◆ **Figure record extracts**
────
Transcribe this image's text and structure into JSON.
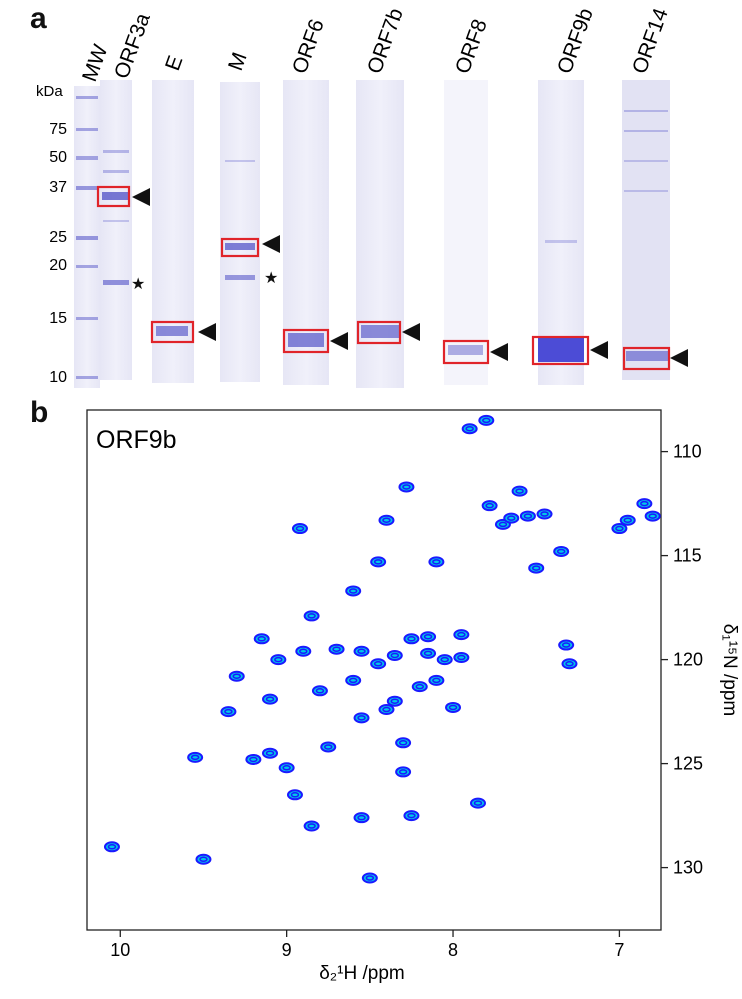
{
  "panel_a": {
    "letter": "a",
    "lane_labels": [
      "MW",
      "ORF3a",
      "E",
      "M",
      "ORF6",
      "ORF7b",
      "ORF8",
      "ORF9b",
      "ORF14"
    ],
    "unit": "kDa",
    "mw_markers": [
      "75",
      "50",
      "37",
      "25",
      "20",
      "15",
      "10"
    ]
  },
  "panel_b": {
    "letter": "b",
    "spectrum_label": "ORF9b",
    "x_ticks": [
      "10",
      "9",
      "8",
      "7"
    ],
    "y_ticks": [
      "110",
      "115",
      "120",
      "125",
      "130"
    ],
    "x_label": "δ₂¹H /ppm",
    "y_label": "δ₁¹⁵N /ppm"
  },
  "chart_data": {
    "type": "scatter",
    "xlabel": "δ₂¹H /ppm",
    "ylabel": "δ₁¹⁵N /ppm",
    "xlim": [
      10.2,
      6.75
    ],
    "ylim": [
      108,
      133
    ],
    "x_axis_reversed": true,
    "y_axis_reversed": true,
    "color_scale": [
      "#1a1aff",
      "#00c8e6"
    ],
    "peaks": [
      [
        10.05,
        129.0
      ],
      [
        9.55,
        124.7
      ],
      [
        9.5,
        129.6
      ],
      [
        9.3,
        120.8
      ],
      [
        9.35,
        122.5
      ],
      [
        9.2,
        124.8
      ],
      [
        9.1,
        124.5
      ],
      [
        9.1,
        121.9
      ],
      [
        9.15,
        119.0
      ],
      [
        9.05,
        120.0
      ],
      [
        9.0,
        125.2
      ],
      [
        8.92,
        113.7
      ],
      [
        8.9,
        119.6
      ],
      [
        8.95,
        126.5
      ],
      [
        8.85,
        117.9
      ],
      [
        8.85,
        128.0
      ],
      [
        8.8,
        121.5
      ],
      [
        8.75,
        124.2
      ],
      [
        8.7,
        119.5
      ],
      [
        8.6,
        116.7
      ],
      [
        8.6,
        121.0
      ],
      [
        8.55,
        119.6
      ],
      [
        8.55,
        127.6
      ],
      [
        8.55,
        122.8
      ],
      [
        8.5,
        130.5
      ],
      [
        8.45,
        120.2
      ],
      [
        8.45,
        115.3
      ],
      [
        8.4,
        113.3
      ],
      [
        8.4,
        122.4
      ],
      [
        8.35,
        119.8
      ],
      [
        8.35,
        122.0
      ],
      [
        8.3,
        124.0
      ],
      [
        8.3,
        125.4
      ],
      [
        8.28,
        111.7
      ],
      [
        8.25,
        127.5
      ],
      [
        8.25,
        119.0
      ],
      [
        8.2,
        121.3
      ],
      [
        8.15,
        118.9
      ],
      [
        8.15,
        119.7
      ],
      [
        8.1,
        115.3
      ],
      [
        8.1,
        121.0
      ],
      [
        8.05,
        120.0
      ],
      [
        8.0,
        122.3
      ],
      [
        7.95,
        118.8
      ],
      [
        7.95,
        119.9
      ],
      [
        7.9,
        108.9
      ],
      [
        7.85,
        126.9
      ],
      [
        7.8,
        108.5
      ],
      [
        7.78,
        112.6
      ],
      [
        7.7,
        113.5
      ],
      [
        7.65,
        113.2
      ],
      [
        7.6,
        111.9
      ],
      [
        7.55,
        113.1
      ],
      [
        7.5,
        115.6
      ],
      [
        7.45,
        113.0
      ],
      [
        7.35,
        114.8
      ],
      [
        7.32,
        119.3
      ],
      [
        7.3,
        120.2
      ],
      [
        7.0,
        113.7
      ],
      [
        6.95,
        113.3
      ],
      [
        6.85,
        112.5
      ],
      [
        6.8,
        113.1
      ]
    ]
  }
}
────
◆ **WHAT IS REQUIRED**
Repeat everything in the records precisely. Images are excluded from the copy.

◆ **ANSWER TO THE PROBLEM**
Transcribe this image's text and structure into JSON.
{
  "panel_a": {
    "letter": "a",
    "lane_labels": [
      "MW",
      "ORF3a",
      "E",
      "M",
      "ORF6",
      "ORF7b",
      "ORF8",
      "ORF9b",
      "ORF14"
    ],
    "unit": "kDa",
    "mw_markers": [
      "75",
      "50",
      "37",
      "25",
      "20",
      "15",
      "10"
    ]
  },
  "panel_b": {
    "letter": "b",
    "spectrum_label": "ORF9b",
    "x_ticks": [
      "10",
      "9",
      "8",
      "7"
    ],
    "y_ticks": [
      "110",
      "115",
      "120",
      "125",
      "130"
    ],
    "x_label": "δ₂¹H /ppm",
    "y_label": "δ₁¹⁵N /ppm"
  },
  "chart_data": {
    "type": "scatter",
    "xlabel": "δ₂¹H /ppm",
    "ylabel": "δ₁¹⁵N /ppm",
    "xlim": [
      10.2,
      6.75
    ],
    "ylim": [
      108,
      133
    ],
    "x_axis_reversed": true,
    "y_axis_reversed": true,
    "color_scale": [
      "#1a1aff",
      "#00c8e6"
    ],
    "peaks": [
      [
        10.05,
        129.0
      ],
      [
        9.55,
        124.7
      ],
      [
        9.5,
        129.6
      ],
      [
        9.3,
        120.8
      ],
      [
        9.35,
        122.5
      ],
      [
        9.2,
        124.8
      ],
      [
        9.1,
        124.5
      ],
      [
        9.1,
        121.9
      ],
      [
        9.15,
        119.0
      ],
      [
        9.05,
        120.0
      ],
      [
        9.0,
        125.2
      ],
      [
        8.92,
        113.7
      ],
      [
        8.9,
        119.6
      ],
      [
        8.95,
        126.5
      ],
      [
        8.85,
        117.9
      ],
      [
        8.85,
        128.0
      ],
      [
        8.8,
        121.5
      ],
      [
        8.75,
        124.2
      ],
      [
        8.7,
        119.5
      ],
      [
        8.6,
        116.7
      ],
      [
        8.6,
        121.0
      ],
      [
        8.55,
        119.6
      ],
      [
        8.55,
        127.6
      ],
      [
        8.55,
        122.8
      ],
      [
        8.5,
        130.5
      ],
      [
        8.45,
        120.2
      ],
      [
        8.45,
        115.3
      ],
      [
        8.4,
        113.3
      ],
      [
        8.4,
        122.4
      ],
      [
        8.35,
        119.8
      ],
      [
        8.35,
        122.0
      ],
      [
        8.3,
        124.0
      ],
      [
        8.3,
        125.4
      ],
      [
        8.28,
        111.7
      ],
      [
        8.25,
        127.5
      ],
      [
        8.25,
        119.0
      ],
      [
        8.2,
        121.3
      ],
      [
        8.15,
        118.9
      ],
      [
        8.15,
        119.7
      ],
      [
        8.1,
        115.3
      ],
      [
        8.1,
        121.0
      ],
      [
        8.05,
        120.0
      ],
      [
        8.0,
        122.3
      ],
      [
        7.95,
        118.8
      ],
      [
        7.95,
        119.9
      ],
      [
        7.9,
        108.9
      ],
      [
        7.85,
        126.9
      ],
      [
        7.8,
        108.5
      ],
      [
        7.78,
        112.6
      ],
      [
        7.7,
        113.5
      ],
      [
        7.65,
        113.2
      ],
      [
        7.6,
        111.9
      ],
      [
        7.55,
        113.1
      ],
      [
        7.5,
        115.6
      ],
      [
        7.45,
        113.0
      ],
      [
        7.35,
        114.8
      ],
      [
        7.32,
        119.3
      ],
      [
        7.3,
        120.2
      ],
      [
        7.0,
        113.7
      ],
      [
        6.95,
        113.3
      ],
      [
        6.85,
        112.5
      ],
      [
        6.8,
        113.1
      ]
    ]
  }
}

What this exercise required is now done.